Requirement: Out of the lines below, please list those that hold the string "title".

* start Records to process *

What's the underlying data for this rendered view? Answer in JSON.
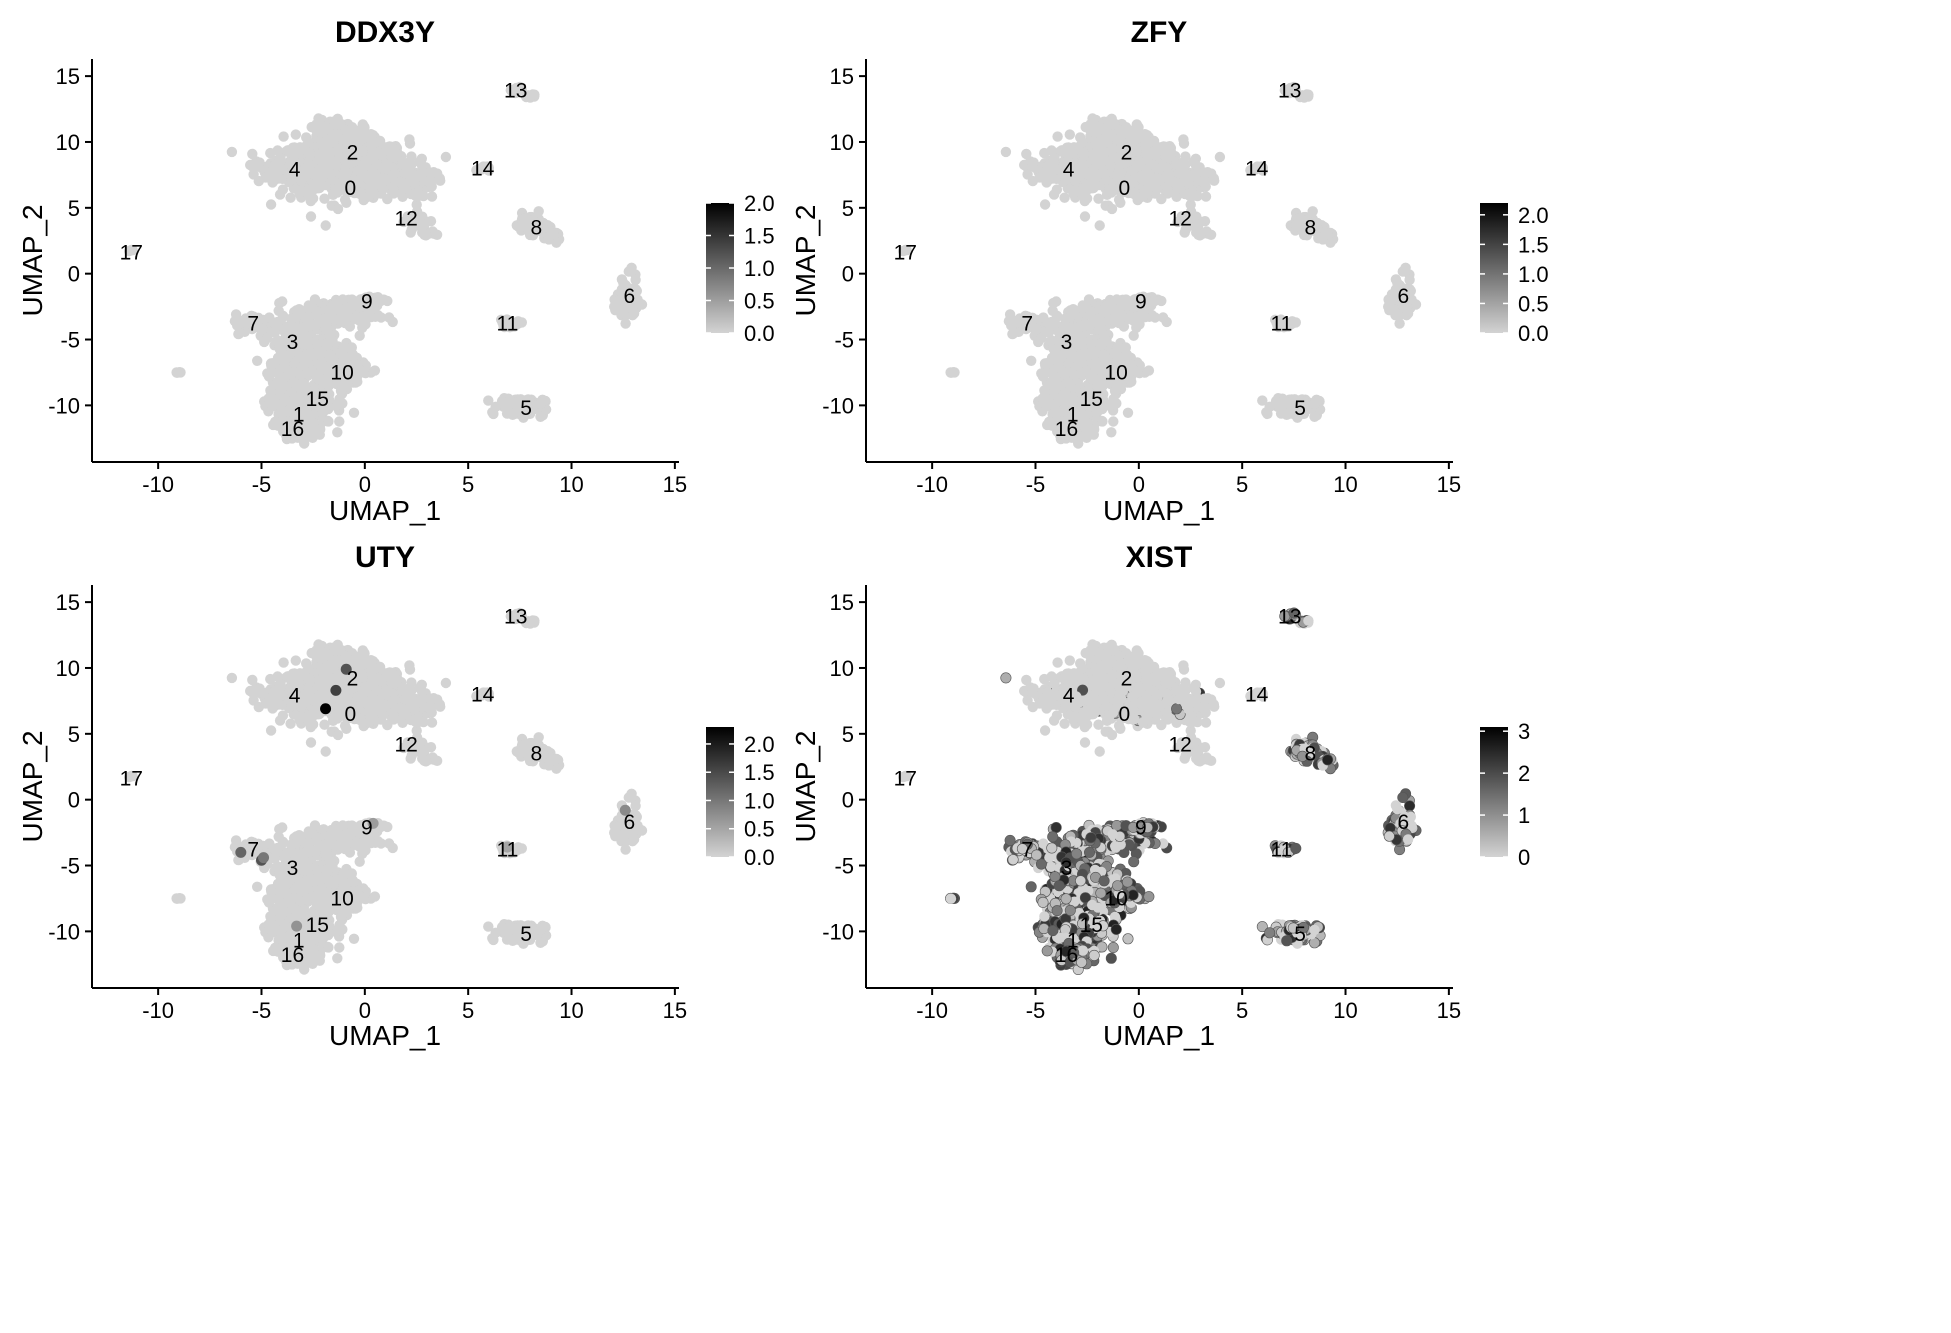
{
  "chart_data": [
    {
      "type": "scatter",
      "title": "DDX3Y",
      "xlabel": "UMAP_1",
      "ylabel": "UMAP_2",
      "xlim": [
        -13.2,
        15.2
      ],
      "ylim": [
        -14.3,
        16.3
      ],
      "xticks": [
        "-10",
        "-5",
        "0",
        "5",
        "10",
        "15"
      ],
      "yticks": [
        "15",
        "10",
        "5",
        "0",
        "-5",
        "-10"
      ],
      "color_scale": {
        "low": "#d3d3d3",
        "high": "#000000",
        "min": 0,
        "max": 2.0,
        "labels": [
          "2.0",
          "1.5",
          "1.0",
          "0.5",
          "0.0"
        ]
      },
      "expression_level": "none",
      "highlight_points": []
    },
    {
      "type": "scatter",
      "title": "ZFY",
      "xlabel": "UMAP_1",
      "ylabel": "UMAP_2",
      "xlim": [
        -13.2,
        15.2
      ],
      "ylim": [
        -14.3,
        16.3
      ],
      "xticks": [
        "-10",
        "-5",
        "0",
        "5",
        "10",
        "15"
      ],
      "yticks": [
        "15",
        "10",
        "5",
        "0",
        "-5",
        "-10"
      ],
      "color_scale": {
        "low": "#d3d3d3",
        "high": "#000000",
        "min": 0,
        "max": 2.2,
        "labels": [
          "2.0",
          "1.5",
          "1.0",
          "0.5",
          "0.0"
        ]
      },
      "expression_level": "none",
      "highlight_points": []
    },
    {
      "type": "scatter",
      "title": "UTY",
      "xlabel": "UMAP_1",
      "ylabel": "UMAP_2",
      "xlim": [
        -13.2,
        15.2
      ],
      "ylim": [
        -14.3,
        16.3
      ],
      "xticks": [
        "-10",
        "-5",
        "0",
        "5",
        "10",
        "15"
      ],
      "yticks": [
        "15",
        "10",
        "5",
        "0",
        "-5",
        "-10"
      ],
      "color_scale": {
        "low": "#d3d3d3",
        "high": "#000000",
        "min": 0,
        "max": 2.3,
        "labels": [
          "2.0",
          "1.5",
          "1.0",
          "0.5",
          "0.0"
        ]
      },
      "expression_level": "sparse",
      "highlight_points": [
        {
          "x": -1.9,
          "y": 6.9,
          "value": 2.3
        },
        {
          "x": -1.4,
          "y": 8.3,
          "value": 1.6
        },
        {
          "x": -0.9,
          "y": 9.9,
          "value": 1.4
        },
        {
          "x": -6.0,
          "y": -4.0,
          "value": 1.2
        },
        {
          "x": -5.0,
          "y": -4.6,
          "value": 1.4
        },
        {
          "x": -4.9,
          "y": -4.4,
          "value": 1.0
        },
        {
          "x": 12.6,
          "y": -0.8,
          "value": 0.8
        },
        {
          "x": 0.4,
          "y": -1.8,
          "value": 0.6
        },
        {
          "x": -3.3,
          "y": -9.6,
          "value": 0.7
        },
        {
          "x": 6.9,
          "y": -3.6,
          "value": 0.5
        }
      ]
    },
    {
      "type": "scatter",
      "title": "XIST",
      "xlabel": "UMAP_1",
      "ylabel": "UMAP_2",
      "xlim": [
        -13.2,
        15.2
      ],
      "ylim": [
        -14.3,
        16.3
      ],
      "xticks": [
        "-10",
        "-5",
        "0",
        "5",
        "10",
        "15"
      ],
      "yticks": [
        "15",
        "10",
        "5",
        "0",
        "-5",
        "-10"
      ],
      "color_scale": {
        "low": "#d3d3d3",
        "high": "#000000",
        "min": 0,
        "max": 3.1,
        "labels": [
          "3",
          "2",
          "1",
          "0"
        ]
      },
      "expression_level": "broad",
      "highlight_points": []
    }
  ],
  "clusters": [
    {
      "label": "0",
      "x": -0.7,
      "y": 6.5
    },
    {
      "label": "1",
      "x": -3.2,
      "y": -10.7
    },
    {
      "label": "2",
      "x": -0.6,
      "y": 9.2
    },
    {
      "label": "3",
      "x": -3.5,
      "y": -5.2
    },
    {
      "label": "4",
      "x": -3.4,
      "y": 7.9
    },
    {
      "label": "5",
      "x": 7.8,
      "y": -10.2
    },
    {
      "label": "6",
      "x": 12.8,
      "y": -1.7
    },
    {
      "label": "7",
      "x": -5.4,
      "y": -3.8
    },
    {
      "label": "8",
      "x": 8.3,
      "y": 3.5
    },
    {
      "label": "9",
      "x": 0.1,
      "y": -2.1
    },
    {
      "label": "10",
      "x": -1.1,
      "y": -7.5
    },
    {
      "label": "11",
      "x": 6.9,
      "y": -3.8
    },
    {
      "label": "12",
      "x": 2.0,
      "y": 4.2
    },
    {
      "label": "13",
      "x": 7.3,
      "y": 13.9
    },
    {
      "label": "14",
      "x": 5.7,
      "y": 8.0
    },
    {
      "label": "15",
      "x": -2.3,
      "y": -9.5
    },
    {
      "label": "16",
      "x": -3.5,
      "y": -11.8
    },
    {
      "label": "17",
      "x": -11.3,
      "y": 1.6
    }
  ]
}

* end Records to process *

Correct answer:
      "title": "DDX3Y",
      "title": "ZFY",
      "title": "UTY",
      "title": "XIST",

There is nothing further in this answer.